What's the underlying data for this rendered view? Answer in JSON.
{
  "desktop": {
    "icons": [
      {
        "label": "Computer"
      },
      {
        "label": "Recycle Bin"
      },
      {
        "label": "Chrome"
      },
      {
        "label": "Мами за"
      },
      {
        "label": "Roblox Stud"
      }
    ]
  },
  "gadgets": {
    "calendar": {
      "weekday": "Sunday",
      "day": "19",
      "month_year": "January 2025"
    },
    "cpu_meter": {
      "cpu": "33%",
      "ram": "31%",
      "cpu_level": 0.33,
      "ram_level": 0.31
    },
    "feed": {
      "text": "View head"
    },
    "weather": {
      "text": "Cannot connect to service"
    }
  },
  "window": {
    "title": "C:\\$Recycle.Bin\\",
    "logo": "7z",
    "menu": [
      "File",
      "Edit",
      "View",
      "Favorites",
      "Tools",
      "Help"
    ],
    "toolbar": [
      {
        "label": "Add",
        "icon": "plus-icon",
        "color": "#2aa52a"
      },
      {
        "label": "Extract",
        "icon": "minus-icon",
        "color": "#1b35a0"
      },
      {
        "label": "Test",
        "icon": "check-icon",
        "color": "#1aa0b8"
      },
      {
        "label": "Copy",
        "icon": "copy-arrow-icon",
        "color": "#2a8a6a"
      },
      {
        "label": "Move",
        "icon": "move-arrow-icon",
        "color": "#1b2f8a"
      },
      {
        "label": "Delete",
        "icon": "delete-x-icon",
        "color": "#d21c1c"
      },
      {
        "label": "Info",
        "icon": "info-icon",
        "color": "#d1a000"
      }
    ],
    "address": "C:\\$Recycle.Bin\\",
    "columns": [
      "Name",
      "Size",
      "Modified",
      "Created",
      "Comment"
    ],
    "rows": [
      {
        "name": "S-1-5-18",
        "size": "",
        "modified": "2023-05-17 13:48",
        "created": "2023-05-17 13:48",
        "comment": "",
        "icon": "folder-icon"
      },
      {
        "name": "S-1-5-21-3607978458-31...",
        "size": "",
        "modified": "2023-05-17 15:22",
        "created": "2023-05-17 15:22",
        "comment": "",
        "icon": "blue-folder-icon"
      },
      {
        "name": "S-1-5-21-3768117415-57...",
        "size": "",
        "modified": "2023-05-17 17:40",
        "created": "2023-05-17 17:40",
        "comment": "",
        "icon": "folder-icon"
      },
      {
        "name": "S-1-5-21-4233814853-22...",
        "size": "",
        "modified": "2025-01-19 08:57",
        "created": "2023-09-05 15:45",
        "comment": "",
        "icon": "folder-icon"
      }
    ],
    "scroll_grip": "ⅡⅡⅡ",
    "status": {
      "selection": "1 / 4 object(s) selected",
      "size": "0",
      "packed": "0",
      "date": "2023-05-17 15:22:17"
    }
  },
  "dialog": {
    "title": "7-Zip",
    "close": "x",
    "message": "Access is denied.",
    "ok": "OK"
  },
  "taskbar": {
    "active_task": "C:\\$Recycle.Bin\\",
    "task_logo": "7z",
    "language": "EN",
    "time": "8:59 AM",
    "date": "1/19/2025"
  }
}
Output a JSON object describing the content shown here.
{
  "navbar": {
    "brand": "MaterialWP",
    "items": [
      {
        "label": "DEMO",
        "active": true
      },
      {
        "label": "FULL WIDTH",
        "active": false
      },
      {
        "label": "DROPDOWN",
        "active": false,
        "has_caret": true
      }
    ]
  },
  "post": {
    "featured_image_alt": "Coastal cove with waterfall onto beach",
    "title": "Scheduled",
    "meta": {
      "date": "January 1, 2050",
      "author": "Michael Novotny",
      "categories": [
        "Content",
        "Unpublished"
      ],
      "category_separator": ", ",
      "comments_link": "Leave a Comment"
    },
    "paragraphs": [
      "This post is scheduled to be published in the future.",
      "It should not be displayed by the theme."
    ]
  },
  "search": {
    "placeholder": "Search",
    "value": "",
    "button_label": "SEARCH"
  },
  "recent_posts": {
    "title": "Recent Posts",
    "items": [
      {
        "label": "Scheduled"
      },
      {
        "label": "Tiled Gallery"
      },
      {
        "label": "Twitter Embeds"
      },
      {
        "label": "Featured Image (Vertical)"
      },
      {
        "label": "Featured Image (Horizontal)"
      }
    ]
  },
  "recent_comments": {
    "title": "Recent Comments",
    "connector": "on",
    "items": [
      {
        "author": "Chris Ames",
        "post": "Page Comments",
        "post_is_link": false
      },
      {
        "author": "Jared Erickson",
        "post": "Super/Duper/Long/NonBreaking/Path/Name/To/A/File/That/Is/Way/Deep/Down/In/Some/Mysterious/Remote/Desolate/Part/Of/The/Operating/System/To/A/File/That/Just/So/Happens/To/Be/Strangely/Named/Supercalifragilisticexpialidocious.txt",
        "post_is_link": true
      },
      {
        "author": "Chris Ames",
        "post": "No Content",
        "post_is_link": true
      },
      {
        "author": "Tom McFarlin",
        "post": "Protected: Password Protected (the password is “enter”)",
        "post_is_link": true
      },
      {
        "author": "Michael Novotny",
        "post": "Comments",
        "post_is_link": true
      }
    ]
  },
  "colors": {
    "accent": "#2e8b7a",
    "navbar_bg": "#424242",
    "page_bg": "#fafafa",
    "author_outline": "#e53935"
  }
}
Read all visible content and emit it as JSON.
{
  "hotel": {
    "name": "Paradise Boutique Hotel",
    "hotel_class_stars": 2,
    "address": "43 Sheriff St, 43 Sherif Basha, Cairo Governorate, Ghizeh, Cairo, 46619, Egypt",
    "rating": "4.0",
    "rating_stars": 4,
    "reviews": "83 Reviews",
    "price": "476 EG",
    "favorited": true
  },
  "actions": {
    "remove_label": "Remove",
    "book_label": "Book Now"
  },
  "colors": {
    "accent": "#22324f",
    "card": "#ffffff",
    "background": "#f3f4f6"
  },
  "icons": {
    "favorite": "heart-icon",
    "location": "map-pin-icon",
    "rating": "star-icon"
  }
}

- [Exercise prompt] Exact copies of all the records are required.

- [Response to the task]
What's the underlying data for this rendered view? Answer in JSON.
{
  "desktop": {
    "icons": [
      {
        "label": "Computer"
      },
      {
        "label": "Recycle Bin"
      },
      {
        "label": "Chrome"
      },
      {
        "label": "Мами за"
      },
      {
        "label": "Roblox Stud"
      }
    ]
  },
  "gadgets": {
    "calendar": {
      "weekday": "Sunday",
      "day": "19",
      "month_year": "January 2025"
    },
    "cpu_meter": {
      "cpu": "33%",
      "ram": "31%",
      "cpu_level": 0.33,
      "ram_level": 0.31
    },
    "feed": {
      "text": "View head"
    },
    "weather": {
      "text": "Cannot connect to service"
    }
  },
  "window": {
    "title": "C:\\$Recycle.Bin\\",
    "logo": "7z",
    "menu": [
      "File",
      "Edit",
      "View",
      "Favorites",
      "Tools",
      "Help"
    ],
    "toolbar": [
      {
        "label": "Add",
        "icon": "plus-icon",
        "color": "#2aa52a"
      },
      {
        "label": "Extract",
        "icon": "minus-icon",
        "color": "#1b35a0"
      },
      {
        "label": "Test",
        "icon": "check-icon",
        "color": "#1aa0b8"
      },
      {
        "label": "Copy",
        "icon": "copy-arrow-icon",
        "color": "#2a8a6a"
      },
      {
        "label": "Move",
        "icon": "move-arrow-icon",
        "color": "#1b2f8a"
      },
      {
        "label": "Delete",
        "icon": "delete-x-icon",
        "color": "#d21c1c"
      },
      {
        "label": "Info",
        "icon": "info-icon",
        "color": "#d1a000"
      }
    ],
    "address": "C:\\$Recycle.Bin\\",
    "columns": [
      "Name",
      "Size",
      "Modified",
      "Created",
      "Comment"
    ],
    "rows": [
      {
        "name": "S-1-5-18",
        "size": "",
        "modified": "2023-05-17 13:48",
        "created": "2023-05-17 13:48",
        "comment": "",
        "icon": "folder-icon"
      },
      {
        "name": "S-1-5-21-3607978458-31...",
        "size": "",
        "modified": "2023-05-17 15:22",
        "created": "2023-05-17 15:22",
        "comment": "",
        "icon": "blue-folder-icon"
      },
      {
        "name": "S-1-5-21-3768117415-57...",
        "size": "",
        "modified": "2023-05-17 17:40",
        "created": "2023-05-17 17:40",
        "comment": "",
        "icon": "folder-icon"
      },
      {
        "name": "S-1-5-21-4233814853-22...",
        "size": "",
        "modified": "2025-01-19 08:57",
        "created": "2023-09-05 15:45",
        "comment": "",
        "icon": "folder-icon"
      }
    ],
    "scroll_grip": "ⅡⅡⅡ",
    "status": {
      "selection": "1 / 4 object(s) selected",
      "size": "0",
      "packed": "0",
      "date": "2023-05-17 15:22:17"
    }
  },
  "dialog": {
    "title": "7-Zip",
    "close": "x",
    "message": "Access is denied.",
    "ok": "OK"
  },
  "taskbar": {
    "active_task": "C:\\$Recycle.Bin\\",
    "task_logo": "7z",
    "language": "EN",
    "time": "8:59 AM",
    "date": "1/19/2025"
  }
}
Output a JSON object describing the content shown here.
{
  "navbar": {
    "brand": "MaterialWP",
    "items": [
      {
        "label": "DEMO",
        "active": true
      },
      {
        "label": "FULL WIDTH",
        "active": false
      },
      {
        "label": "DROPDOWN",
        "active": false,
        "has_caret": true
      }
    ]
  },
  "post": {
    "featured_image_alt": "Coastal cove with waterfall onto beach",
    "title": "Scheduled",
    "meta": {
      "date": "January 1, 2050",
      "author": "Michael Novotny",
      "categories": [
        "Content",
        "Unpublished"
      ],
      "category_separator": ", ",
      "comments_link": "Leave a Comment"
    },
    "paragraphs": [
      "This post is scheduled to be published in the future.",
      "It should not be displayed by the theme."
    ]
  },
  "search": {
    "placeholder": "Search",
    "value": "",
    "button_label": "SEARCH"
  },
  "recent_posts": {
    "title": "Recent Posts",
    "items": [
      {
        "label": "Scheduled"
      },
      {
        "label": "Tiled Gallery"
      },
      {
        "label": "Twitter Embeds"
      },
      {
        "label": "Featured Image (Vertical)"
      },
      {
        "label": "Featured Image (Horizontal)"
      }
    ]
  },
  "recent_comments": {
    "title": "Recent Comments",
    "connector": "on",
    "items": [
      {
        "author": "Chris Ames",
        "post": "Page Comments",
        "post_is_link": false
      },
      {
        "author": "Jared Erickson",
        "post": "Super/Duper/Long/NonBreaking/Path/Name/To/A/File/That/Is/Way/Deep/Down/In/Some/Mysterious/Remote/Desolate/Part/Of/The/Operating/System/To/A/File/That/Just/So/Happens/To/Be/Strangely/Named/Supercalifragilisticexpialidocious.txt",
        "post_is_link": true
      },
      {
        "author": "Chris Ames",
        "post": "No Content",
        "post_is_link": true
      },
      {
        "author": "Tom McFarlin",
        "post": "Protected: Password Protected (the password is “enter”)",
        "post_is_link": true
      },
      {
        "author": "Michael Novotny",
        "post": "Comments",
        "post_is_link": true
      }
    ]
  },
  "colors": {
    "accent": "#2e8b7a",
    "navbar_bg": "#424242",
    "page_bg": "#fafafa",
    "author_outline": "#e53935"
  }
}
Read all visible content and emit it as JSON.
{
  "hotel": {
    "name": "Paradise Boutique Hotel",
    "hotel_class_stars": 2,
    "address": "43 Sheriff St, 43 Sherif Basha, Cairo Governorate, Ghizeh, Cairo, 46619, Egypt",
    "rating": "4.0",
    "rating_stars": 4,
    "reviews": "83 Reviews",
    "price": "476 EG",
    "favorited": true
  },
  "actions": {
    "remove_label": "Remove",
    "book_label": "Book Now"
  },
  "colors": {
    "accent": "#22324f",
    "card": "#ffffff",
    "background": "#f3f4f6"
  },
  "icons": {
    "favorite": "heart-icon",
    "location": "map-pin-icon",
    "rating": "star-icon"
  }
}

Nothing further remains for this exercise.